Objective: Review the lines that follow and copy each one that contains the word "требует".

## begin Task inputs

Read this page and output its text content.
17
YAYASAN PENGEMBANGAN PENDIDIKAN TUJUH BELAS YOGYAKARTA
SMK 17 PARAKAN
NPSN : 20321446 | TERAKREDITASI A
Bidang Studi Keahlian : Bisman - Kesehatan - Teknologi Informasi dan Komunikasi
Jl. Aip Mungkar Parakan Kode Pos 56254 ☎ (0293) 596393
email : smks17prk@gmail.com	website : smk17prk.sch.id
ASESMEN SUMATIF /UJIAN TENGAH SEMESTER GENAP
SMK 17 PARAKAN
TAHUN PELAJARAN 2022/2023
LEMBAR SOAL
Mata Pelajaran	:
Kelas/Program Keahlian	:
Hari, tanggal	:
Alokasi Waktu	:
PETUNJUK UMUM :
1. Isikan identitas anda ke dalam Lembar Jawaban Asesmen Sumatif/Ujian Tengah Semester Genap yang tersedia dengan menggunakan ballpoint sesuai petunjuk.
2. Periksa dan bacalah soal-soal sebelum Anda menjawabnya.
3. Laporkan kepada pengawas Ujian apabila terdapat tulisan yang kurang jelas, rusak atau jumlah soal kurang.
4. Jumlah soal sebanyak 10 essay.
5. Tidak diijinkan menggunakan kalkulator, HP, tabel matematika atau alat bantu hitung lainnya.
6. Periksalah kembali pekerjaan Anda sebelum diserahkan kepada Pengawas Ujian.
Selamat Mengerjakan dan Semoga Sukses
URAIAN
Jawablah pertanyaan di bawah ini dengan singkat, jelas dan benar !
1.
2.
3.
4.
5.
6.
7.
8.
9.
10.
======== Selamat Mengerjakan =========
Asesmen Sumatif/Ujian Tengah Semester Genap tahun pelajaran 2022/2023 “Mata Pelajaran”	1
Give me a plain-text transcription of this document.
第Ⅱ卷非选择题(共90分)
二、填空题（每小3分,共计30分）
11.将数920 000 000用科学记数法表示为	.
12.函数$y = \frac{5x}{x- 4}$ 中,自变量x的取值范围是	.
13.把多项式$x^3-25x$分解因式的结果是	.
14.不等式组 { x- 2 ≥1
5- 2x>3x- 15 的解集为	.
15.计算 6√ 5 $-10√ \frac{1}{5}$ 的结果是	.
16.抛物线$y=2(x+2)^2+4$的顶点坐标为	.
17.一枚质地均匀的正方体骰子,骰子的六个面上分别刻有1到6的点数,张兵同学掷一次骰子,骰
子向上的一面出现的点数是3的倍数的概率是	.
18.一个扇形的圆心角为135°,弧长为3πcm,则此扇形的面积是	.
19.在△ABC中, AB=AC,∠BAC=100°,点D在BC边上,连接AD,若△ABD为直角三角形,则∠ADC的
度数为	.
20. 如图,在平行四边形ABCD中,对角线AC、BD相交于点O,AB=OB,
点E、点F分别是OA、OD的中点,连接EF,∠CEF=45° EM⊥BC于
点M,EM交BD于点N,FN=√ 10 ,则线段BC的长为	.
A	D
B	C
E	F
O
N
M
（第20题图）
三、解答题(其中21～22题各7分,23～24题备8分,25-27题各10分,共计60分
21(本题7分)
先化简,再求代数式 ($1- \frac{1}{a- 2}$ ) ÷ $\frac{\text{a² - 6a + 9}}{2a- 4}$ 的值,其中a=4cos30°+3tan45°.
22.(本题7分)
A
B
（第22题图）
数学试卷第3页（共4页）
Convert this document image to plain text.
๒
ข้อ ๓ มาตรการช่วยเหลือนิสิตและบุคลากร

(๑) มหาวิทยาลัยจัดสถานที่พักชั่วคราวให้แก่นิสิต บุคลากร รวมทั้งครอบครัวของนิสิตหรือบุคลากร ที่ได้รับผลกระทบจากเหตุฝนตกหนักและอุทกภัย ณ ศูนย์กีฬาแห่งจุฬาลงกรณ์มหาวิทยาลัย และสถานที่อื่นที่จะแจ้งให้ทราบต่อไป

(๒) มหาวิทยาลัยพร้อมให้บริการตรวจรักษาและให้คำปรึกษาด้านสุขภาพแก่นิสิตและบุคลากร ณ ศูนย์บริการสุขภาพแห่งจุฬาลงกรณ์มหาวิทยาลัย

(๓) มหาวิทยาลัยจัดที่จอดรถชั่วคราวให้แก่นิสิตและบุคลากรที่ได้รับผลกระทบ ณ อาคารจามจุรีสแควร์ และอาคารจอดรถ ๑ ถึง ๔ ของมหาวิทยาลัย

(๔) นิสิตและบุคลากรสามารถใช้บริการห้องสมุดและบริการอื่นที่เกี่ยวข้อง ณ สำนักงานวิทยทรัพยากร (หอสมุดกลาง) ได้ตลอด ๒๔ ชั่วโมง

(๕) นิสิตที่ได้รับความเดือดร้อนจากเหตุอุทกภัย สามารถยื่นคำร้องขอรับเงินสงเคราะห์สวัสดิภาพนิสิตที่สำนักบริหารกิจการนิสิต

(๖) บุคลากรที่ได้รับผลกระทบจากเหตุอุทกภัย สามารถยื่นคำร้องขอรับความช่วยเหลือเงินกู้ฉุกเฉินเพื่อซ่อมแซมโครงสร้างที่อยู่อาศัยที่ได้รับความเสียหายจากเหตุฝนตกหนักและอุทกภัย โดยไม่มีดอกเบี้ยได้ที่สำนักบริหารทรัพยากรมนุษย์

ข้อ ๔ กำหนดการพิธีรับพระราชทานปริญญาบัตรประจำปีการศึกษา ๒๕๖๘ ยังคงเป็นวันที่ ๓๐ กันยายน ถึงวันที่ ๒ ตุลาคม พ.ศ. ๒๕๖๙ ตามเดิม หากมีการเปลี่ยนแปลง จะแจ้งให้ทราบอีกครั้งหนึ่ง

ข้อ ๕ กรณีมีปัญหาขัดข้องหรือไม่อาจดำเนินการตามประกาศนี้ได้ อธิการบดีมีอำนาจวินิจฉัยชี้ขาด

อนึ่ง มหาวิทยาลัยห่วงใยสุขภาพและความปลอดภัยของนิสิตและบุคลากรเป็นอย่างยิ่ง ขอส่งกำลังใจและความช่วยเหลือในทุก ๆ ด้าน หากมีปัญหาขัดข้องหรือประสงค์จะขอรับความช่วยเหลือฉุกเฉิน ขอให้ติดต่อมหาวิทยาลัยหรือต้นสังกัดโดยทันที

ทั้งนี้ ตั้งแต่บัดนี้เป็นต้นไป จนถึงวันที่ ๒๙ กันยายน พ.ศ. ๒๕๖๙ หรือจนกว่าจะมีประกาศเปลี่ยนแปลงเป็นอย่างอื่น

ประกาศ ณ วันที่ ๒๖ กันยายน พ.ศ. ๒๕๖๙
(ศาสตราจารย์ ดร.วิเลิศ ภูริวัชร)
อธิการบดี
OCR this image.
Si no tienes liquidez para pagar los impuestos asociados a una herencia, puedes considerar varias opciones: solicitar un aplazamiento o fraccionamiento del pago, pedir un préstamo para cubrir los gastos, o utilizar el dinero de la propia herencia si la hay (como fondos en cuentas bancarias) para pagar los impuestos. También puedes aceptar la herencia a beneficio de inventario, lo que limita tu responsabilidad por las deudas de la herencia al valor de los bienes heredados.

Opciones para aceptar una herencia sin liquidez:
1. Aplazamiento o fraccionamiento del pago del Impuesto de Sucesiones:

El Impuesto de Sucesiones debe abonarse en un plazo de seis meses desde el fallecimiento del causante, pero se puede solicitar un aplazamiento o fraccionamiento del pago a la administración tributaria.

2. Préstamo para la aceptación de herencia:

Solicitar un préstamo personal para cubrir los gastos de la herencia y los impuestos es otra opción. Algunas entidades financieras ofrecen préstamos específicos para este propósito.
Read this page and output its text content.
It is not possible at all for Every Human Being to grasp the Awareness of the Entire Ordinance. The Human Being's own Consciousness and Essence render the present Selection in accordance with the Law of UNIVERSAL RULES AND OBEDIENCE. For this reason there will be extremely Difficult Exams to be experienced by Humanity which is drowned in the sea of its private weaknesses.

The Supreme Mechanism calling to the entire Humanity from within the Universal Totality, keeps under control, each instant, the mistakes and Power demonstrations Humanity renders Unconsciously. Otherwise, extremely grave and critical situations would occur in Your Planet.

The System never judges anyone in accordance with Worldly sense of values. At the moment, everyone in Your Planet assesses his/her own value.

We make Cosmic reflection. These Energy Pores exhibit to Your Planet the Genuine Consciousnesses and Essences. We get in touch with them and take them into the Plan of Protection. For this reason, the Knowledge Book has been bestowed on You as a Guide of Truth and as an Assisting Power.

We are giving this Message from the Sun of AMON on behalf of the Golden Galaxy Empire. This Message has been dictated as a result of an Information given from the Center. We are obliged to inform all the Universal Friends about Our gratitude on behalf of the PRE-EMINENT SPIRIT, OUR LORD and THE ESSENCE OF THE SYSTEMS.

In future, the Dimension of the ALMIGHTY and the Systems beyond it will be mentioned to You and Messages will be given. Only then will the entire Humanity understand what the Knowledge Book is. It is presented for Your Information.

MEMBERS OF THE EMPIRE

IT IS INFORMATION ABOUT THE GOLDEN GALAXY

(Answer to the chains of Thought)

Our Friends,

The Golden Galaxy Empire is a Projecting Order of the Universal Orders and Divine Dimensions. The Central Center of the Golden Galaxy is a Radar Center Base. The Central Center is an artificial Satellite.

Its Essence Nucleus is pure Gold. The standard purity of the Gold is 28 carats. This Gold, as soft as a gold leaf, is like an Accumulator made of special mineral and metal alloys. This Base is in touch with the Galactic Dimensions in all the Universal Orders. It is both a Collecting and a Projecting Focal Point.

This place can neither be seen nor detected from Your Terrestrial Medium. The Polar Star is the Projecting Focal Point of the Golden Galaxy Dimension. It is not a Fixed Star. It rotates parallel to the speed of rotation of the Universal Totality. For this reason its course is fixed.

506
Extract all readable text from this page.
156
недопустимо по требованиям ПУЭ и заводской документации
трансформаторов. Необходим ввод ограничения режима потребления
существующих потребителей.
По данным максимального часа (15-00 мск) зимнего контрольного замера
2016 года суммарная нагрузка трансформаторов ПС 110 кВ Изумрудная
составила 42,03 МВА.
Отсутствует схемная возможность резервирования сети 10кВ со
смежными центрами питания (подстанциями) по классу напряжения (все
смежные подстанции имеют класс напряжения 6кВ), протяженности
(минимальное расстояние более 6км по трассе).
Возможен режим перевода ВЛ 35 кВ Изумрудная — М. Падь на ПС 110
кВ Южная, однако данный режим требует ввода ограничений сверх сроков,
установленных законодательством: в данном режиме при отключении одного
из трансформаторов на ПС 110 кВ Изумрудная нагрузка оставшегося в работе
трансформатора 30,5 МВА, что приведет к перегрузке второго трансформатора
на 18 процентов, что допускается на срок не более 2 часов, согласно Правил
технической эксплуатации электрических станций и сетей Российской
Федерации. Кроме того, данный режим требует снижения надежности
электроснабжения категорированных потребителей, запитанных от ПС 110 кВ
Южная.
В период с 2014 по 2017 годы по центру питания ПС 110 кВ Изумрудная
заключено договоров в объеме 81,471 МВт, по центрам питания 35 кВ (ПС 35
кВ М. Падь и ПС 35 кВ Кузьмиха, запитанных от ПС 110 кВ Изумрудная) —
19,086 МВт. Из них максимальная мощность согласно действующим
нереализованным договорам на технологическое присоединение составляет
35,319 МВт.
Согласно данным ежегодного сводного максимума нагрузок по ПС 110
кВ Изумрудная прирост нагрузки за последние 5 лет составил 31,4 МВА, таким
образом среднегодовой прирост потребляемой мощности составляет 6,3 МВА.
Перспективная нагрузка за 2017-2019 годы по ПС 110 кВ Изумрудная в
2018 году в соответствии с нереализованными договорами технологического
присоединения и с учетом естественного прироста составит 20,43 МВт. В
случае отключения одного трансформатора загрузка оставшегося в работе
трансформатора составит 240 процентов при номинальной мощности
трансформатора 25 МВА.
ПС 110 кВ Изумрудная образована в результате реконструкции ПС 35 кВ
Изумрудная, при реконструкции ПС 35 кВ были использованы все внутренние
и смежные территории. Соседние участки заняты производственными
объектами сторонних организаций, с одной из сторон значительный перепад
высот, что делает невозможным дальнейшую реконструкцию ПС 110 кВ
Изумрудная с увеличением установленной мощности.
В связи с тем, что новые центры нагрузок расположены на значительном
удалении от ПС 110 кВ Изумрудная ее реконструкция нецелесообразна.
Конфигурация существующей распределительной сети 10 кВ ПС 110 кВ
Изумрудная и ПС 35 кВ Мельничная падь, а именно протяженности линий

## end Task inputs

Answer to this exercise:
кВ Южная, однако данный режим требует ввода ограничений сверх сроков,
Федерации. Кроме того, данный режим требует снижения надежности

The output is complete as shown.